**Directions:** Reproduce all of the data exactly.

┌────────

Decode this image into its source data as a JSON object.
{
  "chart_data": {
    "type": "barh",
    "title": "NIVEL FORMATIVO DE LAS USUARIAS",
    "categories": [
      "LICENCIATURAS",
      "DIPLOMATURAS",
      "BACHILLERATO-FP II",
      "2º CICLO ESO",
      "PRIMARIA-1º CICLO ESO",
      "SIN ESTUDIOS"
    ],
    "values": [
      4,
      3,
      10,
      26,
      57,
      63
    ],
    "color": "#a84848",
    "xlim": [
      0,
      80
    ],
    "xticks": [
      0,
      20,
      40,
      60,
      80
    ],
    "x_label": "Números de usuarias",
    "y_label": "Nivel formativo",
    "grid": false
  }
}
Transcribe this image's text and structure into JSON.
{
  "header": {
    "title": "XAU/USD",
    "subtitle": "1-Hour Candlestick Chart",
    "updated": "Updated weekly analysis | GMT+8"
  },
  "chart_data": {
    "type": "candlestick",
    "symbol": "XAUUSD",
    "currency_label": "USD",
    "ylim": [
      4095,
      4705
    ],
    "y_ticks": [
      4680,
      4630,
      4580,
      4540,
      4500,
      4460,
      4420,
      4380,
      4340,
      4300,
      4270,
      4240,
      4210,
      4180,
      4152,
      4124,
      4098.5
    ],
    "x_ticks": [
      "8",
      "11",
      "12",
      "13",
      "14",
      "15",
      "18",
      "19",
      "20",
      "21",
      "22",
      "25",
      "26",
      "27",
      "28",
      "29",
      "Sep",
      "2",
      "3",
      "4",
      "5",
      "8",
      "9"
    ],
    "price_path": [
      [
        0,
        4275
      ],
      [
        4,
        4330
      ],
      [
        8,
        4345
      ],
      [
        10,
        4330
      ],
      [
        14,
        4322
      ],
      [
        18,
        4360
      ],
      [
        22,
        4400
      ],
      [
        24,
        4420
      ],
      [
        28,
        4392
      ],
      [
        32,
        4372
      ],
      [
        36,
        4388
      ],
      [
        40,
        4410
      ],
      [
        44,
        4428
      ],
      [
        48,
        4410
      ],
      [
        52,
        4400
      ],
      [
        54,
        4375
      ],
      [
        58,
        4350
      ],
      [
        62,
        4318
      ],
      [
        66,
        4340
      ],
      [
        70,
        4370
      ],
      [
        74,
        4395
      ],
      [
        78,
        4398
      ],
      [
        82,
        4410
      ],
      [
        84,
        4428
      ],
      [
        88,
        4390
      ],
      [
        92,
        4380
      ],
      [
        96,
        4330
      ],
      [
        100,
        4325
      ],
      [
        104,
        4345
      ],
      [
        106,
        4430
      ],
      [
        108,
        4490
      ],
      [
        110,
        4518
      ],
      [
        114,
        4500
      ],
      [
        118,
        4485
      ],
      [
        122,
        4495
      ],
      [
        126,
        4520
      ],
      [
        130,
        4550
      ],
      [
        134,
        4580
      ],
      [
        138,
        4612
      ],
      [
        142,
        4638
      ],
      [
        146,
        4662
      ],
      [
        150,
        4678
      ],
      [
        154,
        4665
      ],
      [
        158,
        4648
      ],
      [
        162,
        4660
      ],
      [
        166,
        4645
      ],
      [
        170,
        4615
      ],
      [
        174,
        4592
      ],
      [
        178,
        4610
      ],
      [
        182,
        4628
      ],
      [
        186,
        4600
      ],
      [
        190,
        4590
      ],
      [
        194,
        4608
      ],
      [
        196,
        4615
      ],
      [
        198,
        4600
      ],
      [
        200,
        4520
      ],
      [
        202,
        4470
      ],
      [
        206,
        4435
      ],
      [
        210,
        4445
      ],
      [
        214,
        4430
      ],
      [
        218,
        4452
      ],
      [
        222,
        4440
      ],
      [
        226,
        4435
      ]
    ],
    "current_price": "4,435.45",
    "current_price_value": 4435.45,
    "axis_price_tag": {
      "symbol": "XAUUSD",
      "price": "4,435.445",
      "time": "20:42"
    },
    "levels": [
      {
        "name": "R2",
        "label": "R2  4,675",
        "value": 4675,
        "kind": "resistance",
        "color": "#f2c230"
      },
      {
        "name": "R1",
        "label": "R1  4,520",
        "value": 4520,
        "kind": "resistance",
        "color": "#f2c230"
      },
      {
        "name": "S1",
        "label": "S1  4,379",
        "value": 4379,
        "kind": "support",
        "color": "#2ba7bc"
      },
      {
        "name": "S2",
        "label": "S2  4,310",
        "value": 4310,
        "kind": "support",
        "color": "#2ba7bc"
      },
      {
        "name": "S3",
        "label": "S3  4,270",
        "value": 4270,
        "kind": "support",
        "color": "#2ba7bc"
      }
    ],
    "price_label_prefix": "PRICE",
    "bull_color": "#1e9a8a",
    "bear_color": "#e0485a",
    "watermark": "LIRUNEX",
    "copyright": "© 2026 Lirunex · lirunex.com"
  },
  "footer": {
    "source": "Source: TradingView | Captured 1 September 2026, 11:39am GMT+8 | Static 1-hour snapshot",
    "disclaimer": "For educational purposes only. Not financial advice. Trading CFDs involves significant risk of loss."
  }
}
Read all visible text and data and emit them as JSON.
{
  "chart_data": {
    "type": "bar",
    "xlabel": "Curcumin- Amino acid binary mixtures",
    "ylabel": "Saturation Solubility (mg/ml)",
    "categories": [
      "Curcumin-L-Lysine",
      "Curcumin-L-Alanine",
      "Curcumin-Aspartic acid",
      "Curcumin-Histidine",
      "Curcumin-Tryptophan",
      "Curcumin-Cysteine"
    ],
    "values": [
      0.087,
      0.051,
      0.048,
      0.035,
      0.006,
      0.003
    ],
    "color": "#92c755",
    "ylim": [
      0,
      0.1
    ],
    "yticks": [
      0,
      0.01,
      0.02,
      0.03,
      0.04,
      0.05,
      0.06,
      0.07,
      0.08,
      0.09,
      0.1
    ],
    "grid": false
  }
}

└────────

**Task result:**
Decode this image into its source data as a JSON object.
{
  "chart_data": {
    "type": "barh",
    "title": "NIVEL FORMATIVO DE LAS USUARIAS",
    "categories": [
      "LICENCIATURAS",
      "DIPLOMATURAS",
      "BACHILLERATO-FP II",
      "2º CICLO ESO",
      "PRIMARIA-1º CICLO ESO",
      "SIN ESTUDIOS"
    ],
    "values": [
      4,
      3,
      10,
      26,
      57,
      63
    ],
    "color": "#a84848",
    "xlim": [
      0,
      80
    ],
    "xticks": [
      0,
      20,
      40,
      60,
      80
    ],
    "x_label": "Números de usuarias",
    "y_label": "Nivel formativo",
    "grid": false
  }
}
Transcribe this image's text and structure into JSON.
{
  "header": {
    "title": "XAU/USD",
    "subtitle": "1-Hour Candlestick Chart",
    "updated": "Updated weekly analysis | GMT+8"
  },
  "chart_data": {
    "type": "candlestick",
    "symbol": "XAUUSD",
    "currency_label": "USD",
    "ylim": [
      4095,
      4705
    ],
    "y_ticks": [
      4680,
      4630,
      4580,
      4540,
      4500,
      4460,
      4420,
      4380,
      4340,
      4300,
      4270,
      4240,
      4210,
      4180,
      4152,
      4124,
      4098.5
    ],
    "x_ticks": [
      "8",
      "11",
      "12",
      "13",
      "14",
      "15",
      "18",
      "19",
      "20",
      "21",
      "22",
      "25",
      "26",
      "27",
      "28",
      "29",
      "Sep",
      "2",
      "3",
      "4",
      "5",
      "8",
      "9"
    ],
    "price_path": [
      [
        0,
        4275
      ],
      [
        4,
        4330
      ],
      [
        8,
        4345
      ],
      [
        10,
        4330
      ],
      [
        14,
        4322
      ],
      [
        18,
        4360
      ],
      [
        22,
        4400
      ],
      [
        24,
        4420
      ],
      [
        28,
        4392
      ],
      [
        32,
        4372
      ],
      [
        36,
        4388
      ],
      [
        40,
        4410
      ],
      [
        44,
        4428
      ],
      [
        48,
        4410
      ],
      [
        52,
        4400
      ],
      [
        54,
        4375
      ],
      [
        58,
        4350
      ],
      [
        62,
        4318
      ],
      [
        66,
        4340
      ],
      [
        70,
        4370
      ],
      [
        74,
        4395
      ],
      [
        78,
        4398
      ],
      [
        82,
        4410
      ],
      [
        84,
        4428
      ],
      [
        88,
        4390
      ],
      [
        92,
        4380
      ],
      [
        96,
        4330
      ],
      [
        100,
        4325
      ],
      [
        104,
        4345
      ],
      [
        106,
        4430
      ],
      [
        108,
        4490
      ],
      [
        110,
        4518
      ],
      [
        114,
        4500
      ],
      [
        118,
        4485
      ],
      [
        122,
        4495
      ],
      [
        126,
        4520
      ],
      [
        130,
        4550
      ],
      [
        134,
        4580
      ],
      [
        138,
        4612
      ],
      [
        142,
        4638
      ],
      [
        146,
        4662
      ],
      [
        150,
        4678
      ],
      [
        154,
        4665
      ],
      [
        158,
        4648
      ],
      [
        162,
        4660
      ],
      [
        166,
        4645
      ],
      [
        170,
        4615
      ],
      [
        174,
        4592
      ],
      [
        178,
        4610
      ],
      [
        182,
        4628
      ],
      [
        186,
        4600
      ],
      [
        190,
        4590
      ],
      [
        194,
        4608
      ],
      [
        196,
        4615
      ],
      [
        198,
        4600
      ],
      [
        200,
        4520
      ],
      [
        202,
        4470
      ],
      [
        206,
        4435
      ],
      [
        210,
        4445
      ],
      [
        214,
        4430
      ],
      [
        218,
        4452
      ],
      [
        222,
        4440
      ],
      [
        226,
        4435
      ]
    ],
    "current_price": "4,435.45",
    "current_price_value": 4435.45,
    "axis_price_tag": {
      "symbol": "XAUUSD",
      "price": "4,435.445",
      "time": "20:42"
    },
    "levels": [
      {
        "name": "R2",
        "label": "R2  4,675",
        "value": 4675,
        "kind": "resistance",
        "color": "#f2c230"
      },
      {
        "name": "R1",
        "label": "R1  4,520",
        "value": 4520,
        "kind": "resistance",
        "color": "#f2c230"
      },
      {
        "name": "S1",
        "label": "S1  4,379",
        "value": 4379,
        "kind": "support",
        "color": "#2ba7bc"
      },
      {
        "name": "S2",
        "label": "S2  4,310",
        "value": 4310,
        "kind": "support",
        "color": "#2ba7bc"
      },
      {
        "name": "S3",
        "label": "S3  4,270",
        "value": 4270,
        "kind": "support",
        "color": "#2ba7bc"
      }
    ],
    "price_label_prefix": "PRICE",
    "bull_color": "#1e9a8a",
    "bear_color": "#e0485a",
    "watermark": "LIRUNEX",
    "copyright": "© 2026 Lirunex · lirunex.com"
  },
  "footer": {
    "source": "Source: TradingView | Captured 1 September 2026, 11:39am GMT+8 | Static 1-hour snapshot",
    "disclaimer": "For educational purposes only. Not financial advice. Trading CFDs involves significant risk of loss."
  }
}
Read all visible text and data and emit them as JSON.
{
  "chart_data": {
    "type": "bar",
    "xlabel": "Curcumin- Amino acid binary mixtures",
    "ylabel": "Saturation Solubility (mg/ml)",
    "categories": [
      "Curcumin-L-Lysine",
      "Curcumin-L-Alanine",
      "Curcumin-Aspartic acid",
      "Curcumin-Histidine",
      "Curcumin-Tryptophan",
      "Curcumin-Cysteine"
    ],
    "values": [
      0.087,
      0.051,
      0.048,
      0.035,
      0.006,
      0.003
    ],
    "color": "#92c755",
    "ylim": [
      0,
      0.1
    ],
    "yticks": [
      0,
      0.01,
      0.02,
      0.03,
      0.04,
      0.05,
      0.06,
      0.07,
      0.08,
      0.09,
      0.1
    ],
    "grid": false
  }
}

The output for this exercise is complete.